----- LISTING -----

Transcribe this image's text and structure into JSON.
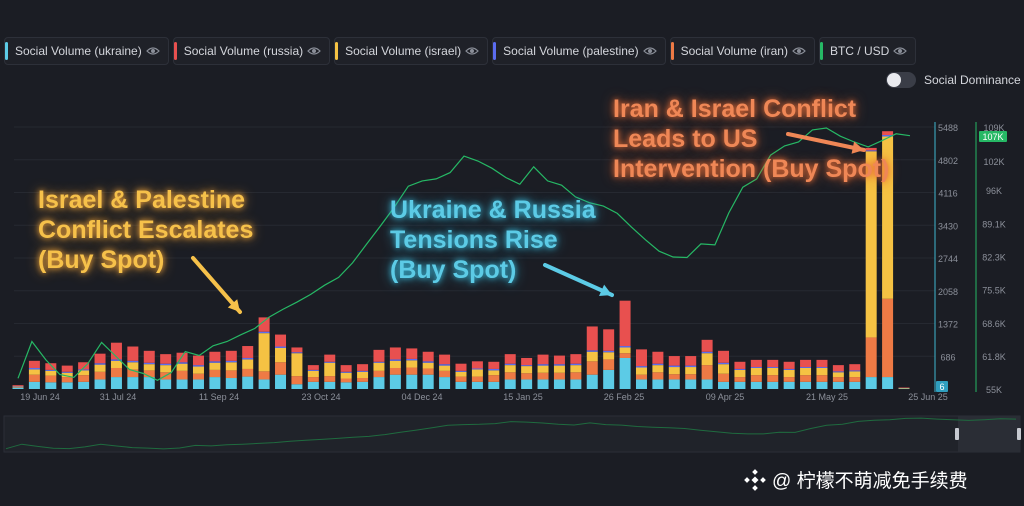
{
  "legend": [
    {
      "label": "Social Volume (ukraine)",
      "color": "#5ccbe6",
      "icon": "eye-icon"
    },
    {
      "label": "Social Volume (russia)",
      "color": "#e8504f",
      "icon": "eye-icon"
    },
    {
      "label": "Social Volume (israel)",
      "color": "#f5c243",
      "icon": "eye-icon"
    },
    {
      "label": "Social Volume (palestine)",
      "color": "#5b6cf0",
      "icon": "eye-icon"
    },
    {
      "label": "Social Volume (iran)",
      "color": "#ee7a45",
      "icon": "eye-icon"
    },
    {
      "label": "BTC / USD",
      "color": "#26b865",
      "icon": "eye-icon"
    }
  ],
  "dominance": {
    "label": "Social Dominance",
    "enabled": false
  },
  "annotations": {
    "israel": "Israel & Palestine\nConflict Escalates\n(Buy Spot)",
    "ukraine": "Ukraine & Russia\nTensions Rise\n(Buy Spot)",
    "iran": "Iran & Israel Conflict\nLeads to US\nIntervention (Buy Spot)"
  },
  "watermark": {
    "text": "@ 柠檬不萌减免手续费",
    "icon": "binance-logo-icon"
  },
  "chart_data": {
    "type": "bar",
    "x_ticks": [
      "19 Jun 24",
      "31 Jul 24",
      "11 Sep 24",
      "23 Oct 24",
      "04 Dec 24",
      "15 Jan 25",
      "26 Feb 25",
      "09 Apr 25",
      "21 May 25",
      "25 Jun 25"
    ],
    "left_axis": {
      "ticks": [
        "5488",
        "4802",
        "4116",
        "3430",
        "2744",
        "2058",
        "1372",
        "686"
      ],
      "min": 0,
      "max": 5488
    },
    "right_axis": {
      "ticks": [
        "109K",
        "102K",
        "96K",
        "89.1K",
        "82.3K",
        "75.5K",
        "68.6K",
        "61.8K",
        "55K"
      ],
      "min": 55000,
      "max": 109000
    },
    "current_badges": {
      "left": "6",
      "right": "107K"
    },
    "bars": [
      {
        "uk": 30,
        "ru": 20,
        "is": 15,
        "pa": 5,
        "ir": 10
      },
      {
        "uk": 150,
        "ru": 150,
        "is": 110,
        "pa": 30,
        "ir": 150
      },
      {
        "uk": 140,
        "ru": 140,
        "is": 100,
        "pa": 20,
        "ir": 140
      },
      {
        "uk": 140,
        "ru": 130,
        "is": 90,
        "pa": 20,
        "ir": 110
      },
      {
        "uk": 150,
        "ru": 150,
        "is": 100,
        "pa": 20,
        "ir": 140
      },
      {
        "uk": 200,
        "ru": 200,
        "is": 150,
        "pa": 30,
        "ir": 160
      },
      {
        "uk": 250,
        "ru": 350,
        "is": 150,
        "pa": 30,
        "ir": 190
      },
      {
        "uk": 250,
        "ru": 300,
        "is": 150,
        "pa": 30,
        "ir": 160
      },
      {
        "uk": 250,
        "ru": 250,
        "is": 130,
        "pa": 30,
        "ir": 140
      },
      {
        "uk": 200,
        "ru": 200,
        "is": 150,
        "pa": 30,
        "ir": 150
      },
      {
        "uk": 200,
        "ru": 200,
        "is": 150,
        "pa": 30,
        "ir": 180
      },
      {
        "uk": 200,
        "ru": 200,
        "is": 150,
        "pa": 30,
        "ir": 120
      },
      {
        "uk": 250,
        "ru": 200,
        "is": 150,
        "pa": 30,
        "ir": 150
      },
      {
        "uk": 230,
        "ru": 210,
        "is": 170,
        "pa": 30,
        "ir": 160
      },
      {
        "uk": 260,
        "ru": 250,
        "is": 200,
        "pa": 30,
        "ir": 160
      },
      {
        "uk": 200,
        "ru": 300,
        "is": 800,
        "pa": 30,
        "ir": 170
      },
      {
        "uk": 300,
        "ru": 250,
        "is": 300,
        "pa": 30,
        "ir": 260
      },
      {
        "uk": 100,
        "ru": 100,
        "is": 480,
        "pa": 20,
        "ir": 170
      },
      {
        "uk": 150,
        "ru": 100,
        "is": 130,
        "pa": 20,
        "ir": 100
      },
      {
        "uk": 150,
        "ru": 150,
        "is": 280,
        "pa": 20,
        "ir": 120
      },
      {
        "uk": 140,
        "ru": 140,
        "is": 120,
        "pa": 20,
        "ir": 80
      },
      {
        "uk": 150,
        "ru": 140,
        "is": 130,
        "pa": 20,
        "ir": 80
      },
      {
        "uk": 250,
        "ru": 250,
        "is": 170,
        "pa": 20,
        "ir": 130
      },
      {
        "uk": 300,
        "ru": 250,
        "is": 150,
        "pa": 30,
        "ir": 140
      },
      {
        "uk": 300,
        "ru": 220,
        "is": 150,
        "pa": 30,
        "ir": 150
      },
      {
        "uk": 300,
        "ru": 200,
        "is": 120,
        "pa": 30,
        "ir": 130
      },
      {
        "uk": 250,
        "ru": 200,
        "is": 110,
        "pa": 30,
        "ir": 130
      },
      {
        "uk": 150,
        "ru": 150,
        "is": 100,
        "pa": 20,
        "ir": 110
      },
      {
        "uk": 150,
        "ru": 150,
        "is": 150,
        "pa": 20,
        "ir": 110
      },
      {
        "uk": 150,
        "ru": 150,
        "is": 100,
        "pa": 30,
        "ir": 140
      },
      {
        "uk": 200,
        "ru": 200,
        "is": 150,
        "pa": 30,
        "ir": 150
      },
      {
        "uk": 200,
        "ru": 150,
        "is": 150,
        "pa": 20,
        "ir": 130
      },
      {
        "uk": 200,
        "ru": 200,
        "is": 150,
        "pa": 30,
        "ir": 140
      },
      {
        "uk": 200,
        "ru": 180,
        "is": 150,
        "pa": 30,
        "ir": 140
      },
      {
        "uk": 200,
        "ru": 200,
        "is": 150,
        "pa": 30,
        "ir": 150
      },
      {
        "uk": 300,
        "ru": 500,
        "is": 200,
        "pa": 30,
        "ir": 280
      },
      {
        "uk": 400,
        "ru": 450,
        "is": 150,
        "pa": 30,
        "ir": 220
      },
      {
        "uk": 650,
        "ru": 950,
        "is": 120,
        "pa": 30,
        "ir": 100
      },
      {
        "uk": 200,
        "ru": 350,
        "is": 150,
        "pa": 30,
        "ir": 100
      },
      {
        "uk": 200,
        "ru": 250,
        "is": 150,
        "pa": 30,
        "ir": 150
      },
      {
        "uk": 200,
        "ru": 200,
        "is": 150,
        "pa": 30,
        "ir": 110
      },
      {
        "uk": 200,
        "ru": 200,
        "is": 150,
        "pa": 30,
        "ir": 110
      },
      {
        "uk": 200,
        "ru": 250,
        "is": 250,
        "pa": 30,
        "ir": 300
      },
      {
        "uk": 150,
        "ru": 250,
        "is": 200,
        "pa": 30,
        "ir": 170
      },
      {
        "uk": 150,
        "ru": 150,
        "is": 150,
        "pa": 20,
        "ir": 100
      },
      {
        "uk": 150,
        "ru": 150,
        "is": 150,
        "pa": 20,
        "ir": 140
      },
      {
        "uk": 150,
        "ru": 150,
        "is": 150,
        "pa": 20,
        "ir": 140
      },
      {
        "uk": 150,
        "ru": 150,
        "is": 150,
        "pa": 20,
        "ir": 100
      },
      {
        "uk": 150,
        "ru": 150,
        "is": 150,
        "pa": 20,
        "ir": 140
      },
      {
        "uk": 150,
        "ru": 150,
        "is": 150,
        "pa": 20,
        "ir": 140
      },
      {
        "uk": 150,
        "ru": 130,
        "is": 100,
        "pa": 20,
        "ir": 100
      },
      {
        "uk": 150,
        "ru": 130,
        "is": 120,
        "pa": 20,
        "ir": 100
      },
      {
        "uk": 250,
        "ru": 50,
        "is": 3900,
        "pa": 20,
        "ir": 830
      },
      {
        "uk": 250,
        "ru": 80,
        "is": 3400,
        "pa": 30,
        "ir": 1640
      },
      {
        "uk": 10,
        "ru": 10,
        "is": 10,
        "pa": 0,
        "ir": 0
      }
    ],
    "btc_price": [
      57200,
      64800,
      61000,
      58000,
      57400,
      60200,
      64600,
      61800,
      59000,
      58200,
      56800,
      58400,
      62700,
      61900,
      63900,
      64800,
      66200,
      67500,
      69800,
      71400,
      72900,
      74500,
      76400,
      78000,
      81000,
      84800,
      88600,
      92500,
      96800,
      97900,
      98300,
      99600,
      103000,
      102000,
      100500,
      98600,
      97200,
      100800,
      97900,
      97000,
      94600,
      93400,
      92700,
      91200,
      88400,
      85800,
      83400,
      82200,
      82100,
      84900,
      84700,
      91300,
      96600,
      98300,
      103200,
      105100,
      105900,
      108400,
      108800,
      107100,
      105900,
      104900,
      106200,
      107600,
      107200
    ]
  }
}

-----

Report the number of lines containing the string "ukraine" and add nothing to it.

2